## Work instructions
Locate the lines where "Sampled" occurs and copy them as they stand.

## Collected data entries

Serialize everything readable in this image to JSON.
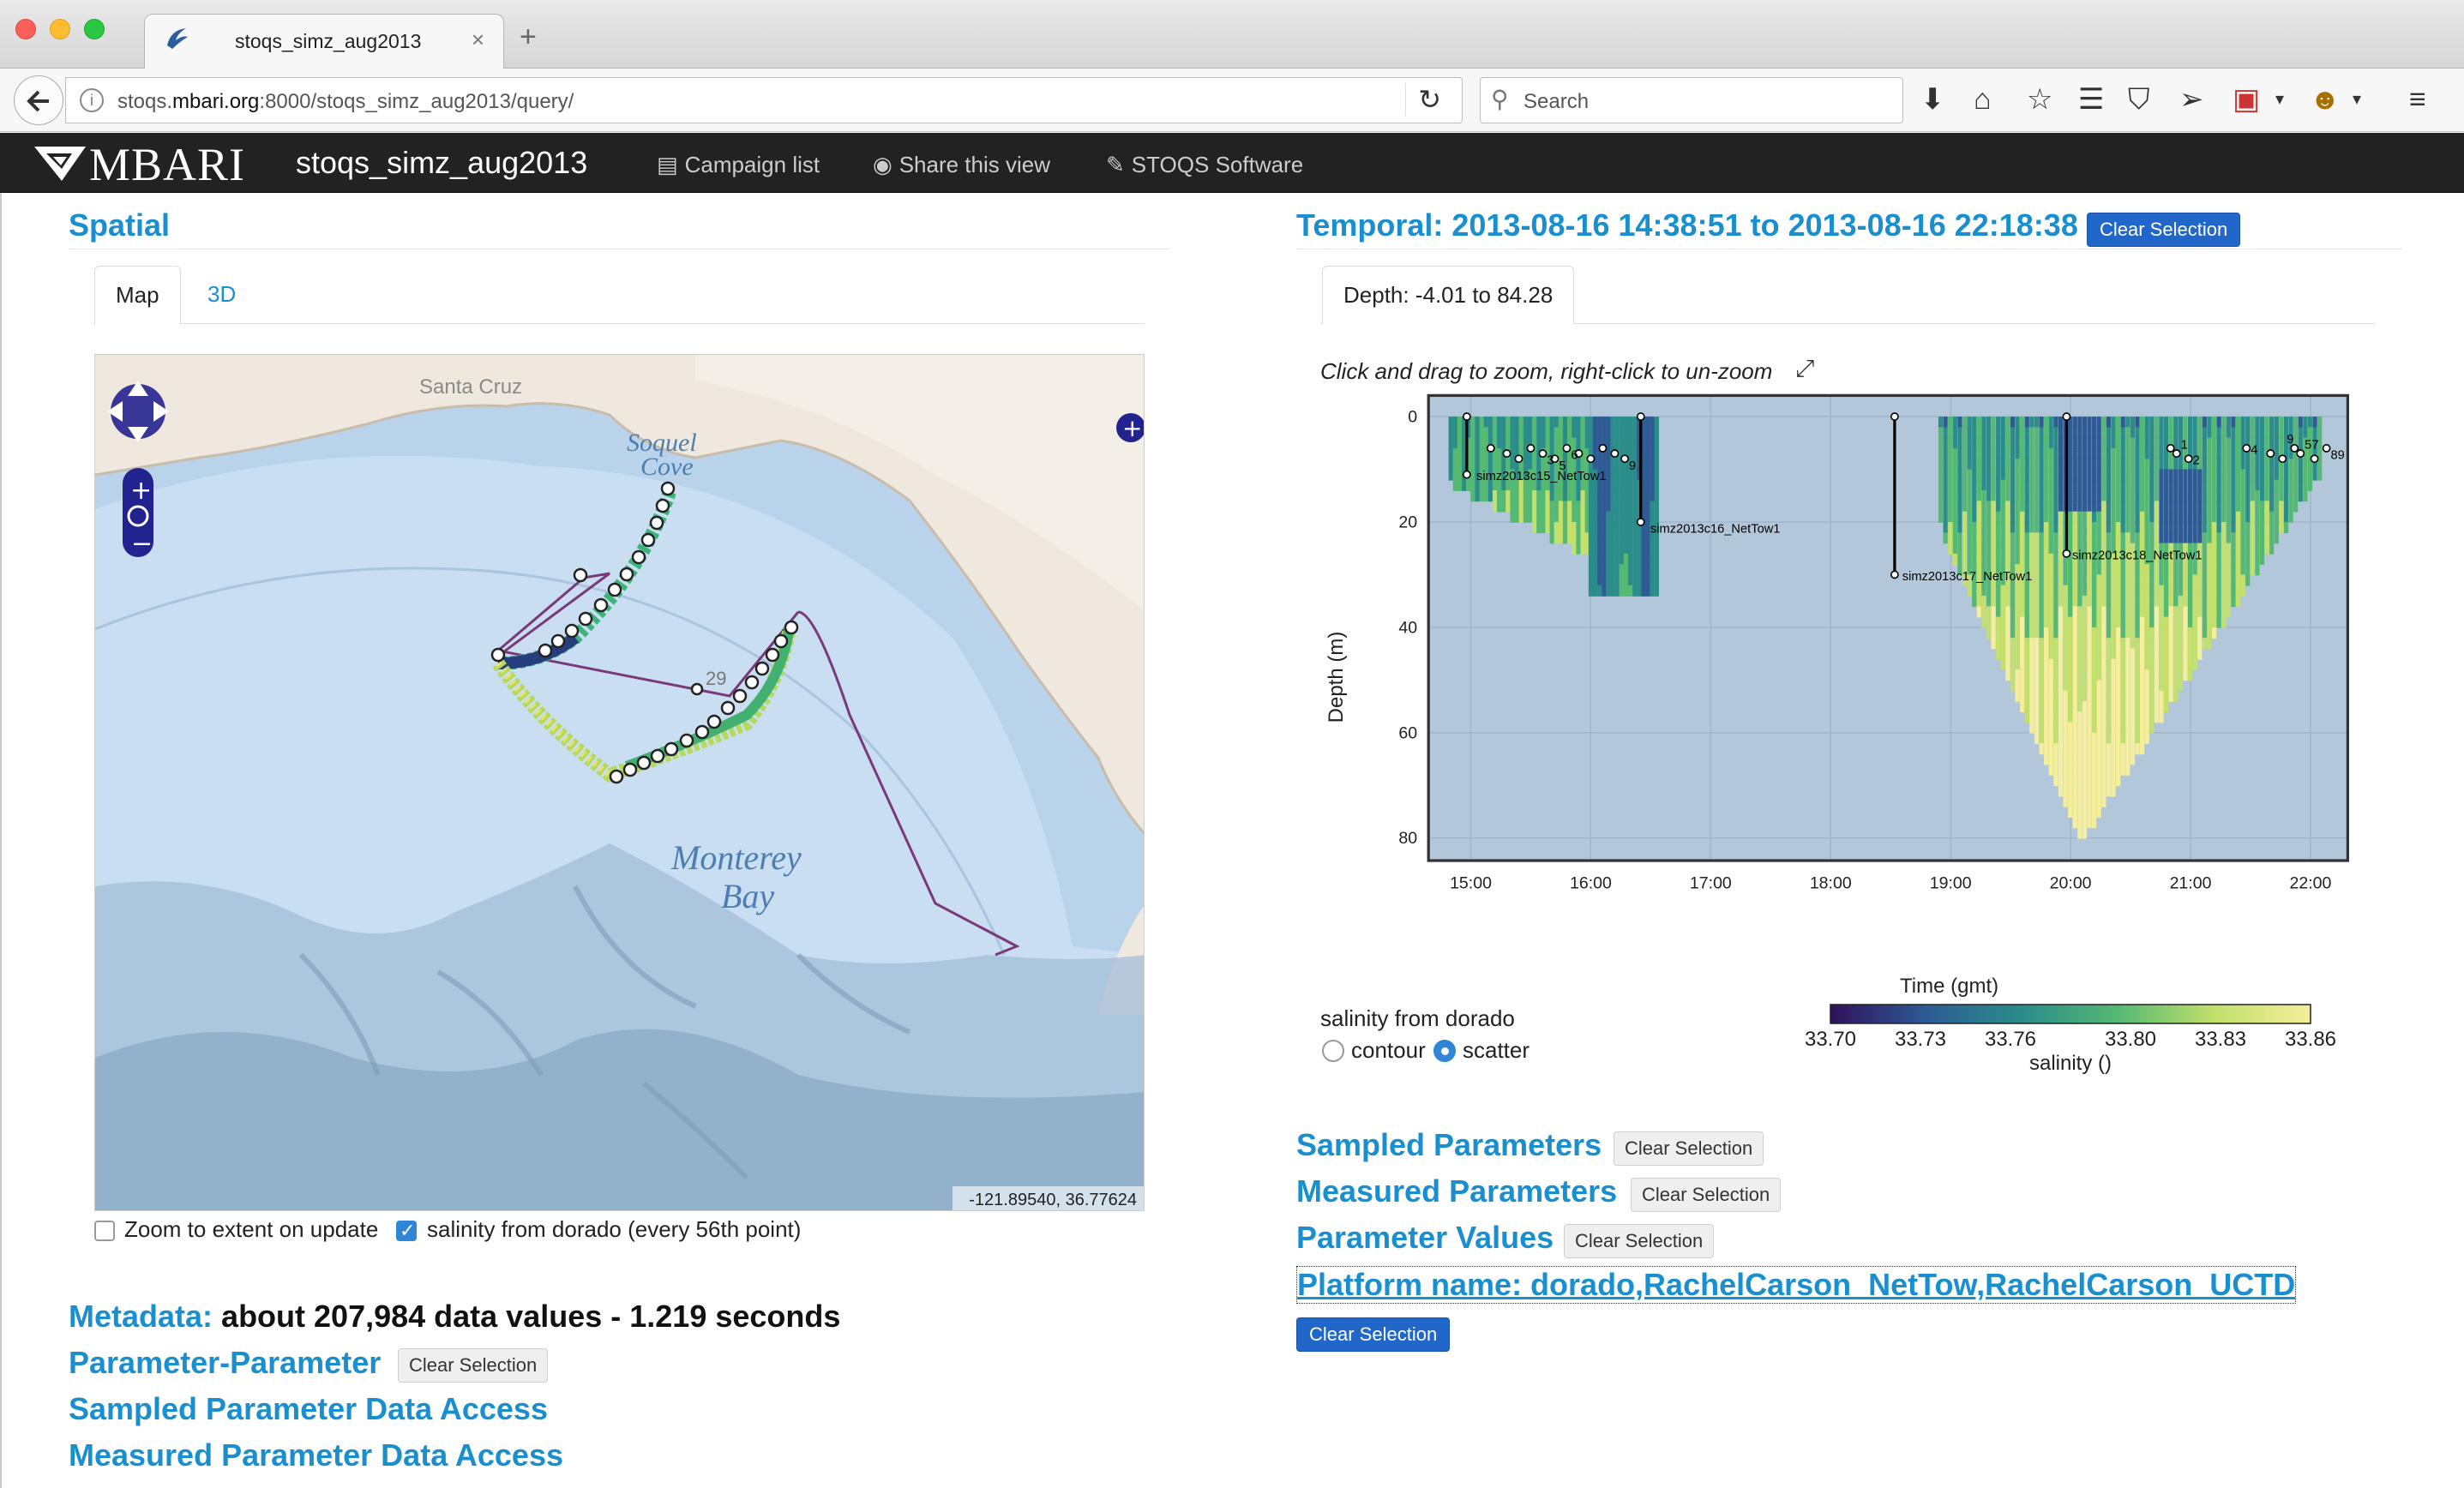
{
  "browser": {
    "tab_title": "stoqs_simz_aug2013",
    "url_prefix": "stoqs.",
    "url_domain": "mbari.org",
    "url_rest": ":8000/stoqs_simz_aug2013/query/",
    "search_placeholder": "Search"
  },
  "navbar": {
    "brand": "MBARI",
    "campaign": "stoqs_simz_aug2013",
    "links": [
      "Campaign list",
      "Share this view",
      "STOQS Software"
    ]
  },
  "spatial": {
    "heading": "Spatial",
    "tabs": [
      "Map",
      "3D"
    ],
    "map_labels": {
      "santa_cruz": "Santa Cruz",
      "soquel": "Soquel",
      "cove": "Cove",
      "monterey": "Monterey",
      "bay": "Bay",
      "marker_29": "29"
    },
    "coordinates": "-121.89540, 36.77624",
    "zoom_extent_label": "Zoom to extent on update",
    "zoom_extent_checked": false,
    "layer_label": "salinity from dorado (every 56th point)",
    "layer_checked": true
  },
  "metadata": {
    "heading": "Metadata:",
    "summary": "about 207,984 data values - 1.219 seconds"
  },
  "left_sections": {
    "param_param": "Parameter-Parameter",
    "sampled_access": "Sampled Parameter Data Access",
    "measured_access": "Measured Parameter Data Access",
    "clear_label": "Clear Selection"
  },
  "temporal": {
    "heading": "Temporal: 2013-08-16 14:38:51 to 2013-08-16 22:18:38",
    "clear_label": "Clear Selection",
    "depth_tab": "Depth: -4.01 to 84.28",
    "hint": "Click and drag to zoom, right-click to un-zoom"
  },
  "chart_data": {
    "type": "scatter",
    "xlabel": "Time (gmt)",
    "ylabel": "Depth (m)",
    "x_ticks": [
      "15:00",
      "16:00",
      "17:00",
      "18:00",
      "19:00",
      "20:00",
      "21:00",
      "22:00"
    ],
    "y_ticks": [
      0,
      20,
      40,
      60,
      80
    ],
    "ylim": [
      84.28,
      -4.01
    ],
    "x_range": [
      "14:38:51",
      "22:18:38"
    ],
    "grid": true,
    "tow_labels": [
      {
        "label": "simz2013c15_NetTow1",
        "time": "15:00",
        "depth": 11
      },
      {
        "label": "simz2013c16_NetTow1",
        "time": "16:27",
        "depth": 21
      },
      {
        "label": "simz2013c17_NetTow1",
        "time": "18:33",
        "depth": 30
      },
      {
        "label": "simz2013c18_NetTow1",
        "time": "19:58",
        "depth": 26
      }
    ],
    "sample_labels": [
      {
        "label": "3",
        "time": "15:36",
        "depth": 8
      },
      {
        "label": "5",
        "time": "15:42",
        "depth": 9
      },
      {
        "label": "6",
        "time": "15:48",
        "depth": 7
      },
      {
        "label": "9",
        "time": "16:17",
        "depth": 9
      },
      {
        "label": "1",
        "time": "20:53",
        "depth": 5
      },
      {
        "label": "2",
        "time": "20:59",
        "depth": 8
      },
      {
        "label": "4",
        "time": "21:28",
        "depth": 6
      },
      {
        "label": "9",
        "time": "21:46",
        "depth": 4
      },
      {
        "label": "57",
        "time": "21:55",
        "depth": 5
      },
      {
        "label": "89",
        "time": "22:08",
        "depth": 7
      }
    ],
    "colorbar": {
      "label": "salinity ()",
      "ticks": [
        "33.70",
        "33.73",
        "33.76",
        "33.80",
        "33.83",
        "33.86"
      ],
      "colors": [
        "#30115b",
        "#2e5b93",
        "#2a8d8a",
        "#55b973",
        "#c2e06b",
        "#f5ee9a"
      ]
    },
    "legend_title": "salinity from dorado",
    "plot_types": [
      "contour",
      "scatter"
    ],
    "selected_plot_type": "scatter"
  },
  "right_sections": {
    "sampled": "Sampled Parameters",
    "measured": "Measured Parameters",
    "values": "Parameter Values",
    "platform": "Platform name: dorado,RachelCarson_NetTow,RachelCarson_UCTD",
    "clear_label": "Clear Selection"
  }
}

## Reply
    "sampled_access": "Sampled Parameter Data Access",
    "sampled": "Sampled Parameters",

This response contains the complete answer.